Stated problem:
Find every line in the records below that holds the word "Sonstiges", and copy each one.

Records for the exercise:
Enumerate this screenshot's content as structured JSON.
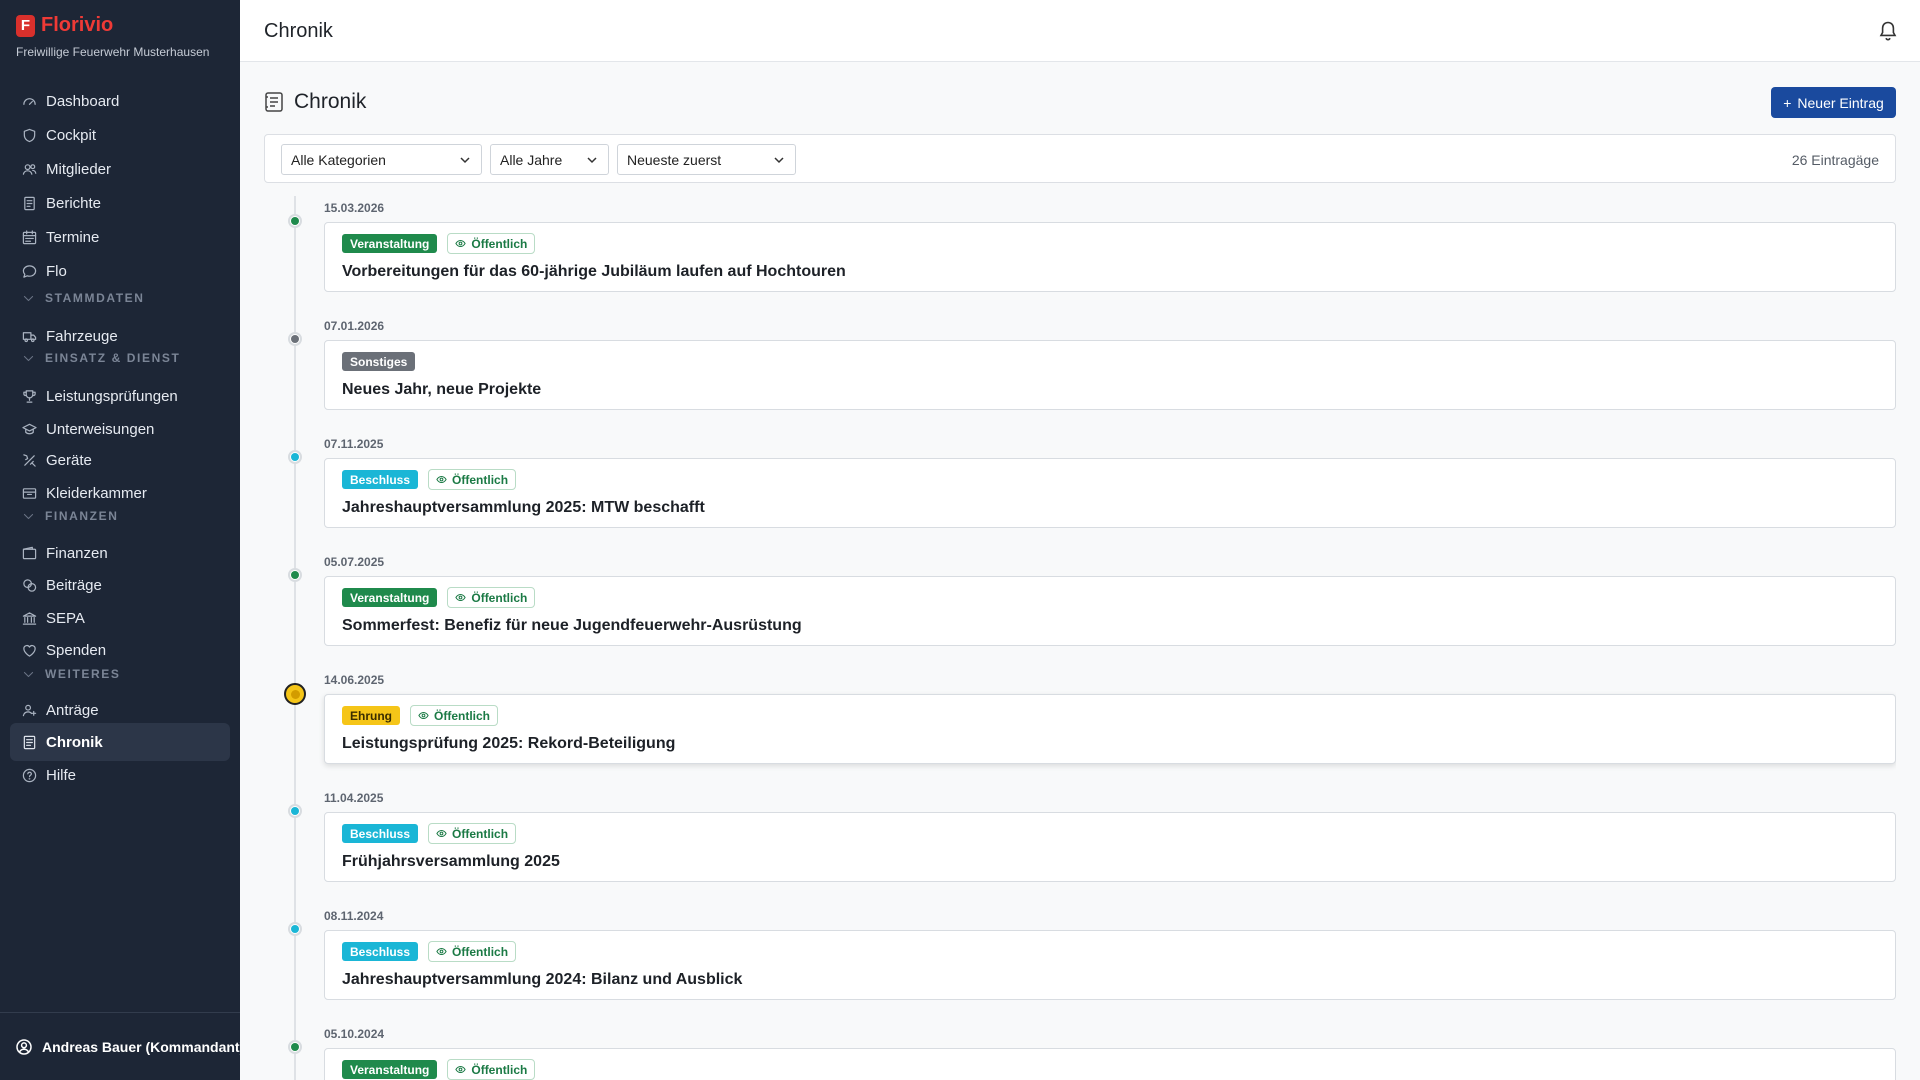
{
  "brand": {
    "name": "Florivio",
    "subtitle": "Freiwillige Feuerwehr Musterhausen",
    "logo_letter": "F"
  },
  "nav": [
    {
      "type": "item",
      "label": "Dashboard",
      "icon": "gauge-icon"
    },
    {
      "type": "item",
      "label": "Cockpit",
      "icon": "shield-icon"
    },
    {
      "type": "item",
      "label": "Mitglieder",
      "icon": "users-icon"
    },
    {
      "type": "item",
      "label": "Berichte",
      "icon": "document-icon"
    },
    {
      "type": "item",
      "label": "Termine",
      "icon": "calendar-icon"
    },
    {
      "type": "item",
      "label": "Flo",
      "icon": "chat-icon"
    },
    {
      "type": "section",
      "label": "STAMMDATEN"
    },
    {
      "type": "item",
      "label": "Fahrzeuge",
      "icon": "truck-icon"
    },
    {
      "type": "section",
      "label": "EINSATZ & DIENST"
    },
    {
      "type": "item",
      "label": "Leistungsprüfungen",
      "icon": "trophy-icon"
    },
    {
      "type": "item",
      "label": "Unterweisungen",
      "icon": "graduation-cap-icon"
    },
    {
      "type": "item",
      "label": "Geräte",
      "icon": "tools-icon"
    },
    {
      "type": "item",
      "label": "Kleiderkammer",
      "icon": "box-icon"
    },
    {
      "type": "section",
      "label": "FINANZEN"
    },
    {
      "type": "item",
      "label": "Finanzen",
      "icon": "wallet-icon"
    },
    {
      "type": "item",
      "label": "Beiträge",
      "icon": "coins-icon"
    },
    {
      "type": "item",
      "label": "SEPA",
      "icon": "bank-icon"
    },
    {
      "type": "item",
      "label": "Spenden",
      "icon": "heart-icon"
    },
    {
      "type": "section",
      "label": "WEITERES"
    },
    {
      "type": "item",
      "label": "Anträge",
      "icon": "user-plus-icon"
    },
    {
      "type": "item",
      "label": "Chronik",
      "icon": "chronicle-icon",
      "active": true
    },
    {
      "type": "item",
      "label": "Hilfe",
      "icon": "help-icon"
    }
  ],
  "user": {
    "label": "Andreas Bauer (Kommandant)"
  },
  "header": {
    "title": "Chronik"
  },
  "page": {
    "title": "Chronik",
    "new_button": "Neuer Eintrag"
  },
  "filters": {
    "category": "Alle Kategorien",
    "year": "Alle Jahre",
    "sort": "Neueste zuerst",
    "count": "26 Eintragäge"
  },
  "public_label": "Öffentlich",
  "category_colors": {
    "Veranstaltung": "#1f8a4c",
    "Sonstiges": "#6b7078",
    "Beschluss": "#1ab6d6",
    "Ehrung": "#f5c518"
  },
  "entries": [
    {
      "date": "15.03.2026",
      "category": "Veranstaltung",
      "public": true,
      "title": "Vorbereitungen für das 60-jährige Jubiläum laufen auf Hochtouren"
    },
    {
      "date": "07.01.2026",
      "category": "Sonstiges",
      "public": false,
      "title": "Neues Jahr, neue Projekte"
    },
    {
      "date": "07.11.2025",
      "category": "Beschluss",
      "public": true,
      "title": "Jahreshauptversammlung 2025: MTW beschafft"
    },
    {
      "date": "05.07.2025",
      "category": "Veranstaltung",
      "public": true,
      "title": "Sommerfest: Benefiz für neue Jugendfeuerwehr-Ausrüstung"
    },
    {
      "date": "14.06.2025",
      "category": "Ehrung",
      "public": true,
      "title": "Leistungsprüfung 2025: Rekord-Beteiligung",
      "highlighted": true
    },
    {
      "date": "11.04.2025",
      "category": "Beschluss",
      "public": true,
      "title": "Frühjahrsversammlung 2025"
    },
    {
      "date": "08.11.2024",
      "category": "Beschluss",
      "public": true,
      "title": "Jahreshauptversammlung 2024: Bilanz und Ausblick"
    },
    {
      "date": "05.10.2024",
      "category": "Veranstaltung",
      "public": true,
      "title": ""
    }
  ]
}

Correct result:
    "Sonstiges": "#6b7078",
      "category": "Sonstiges",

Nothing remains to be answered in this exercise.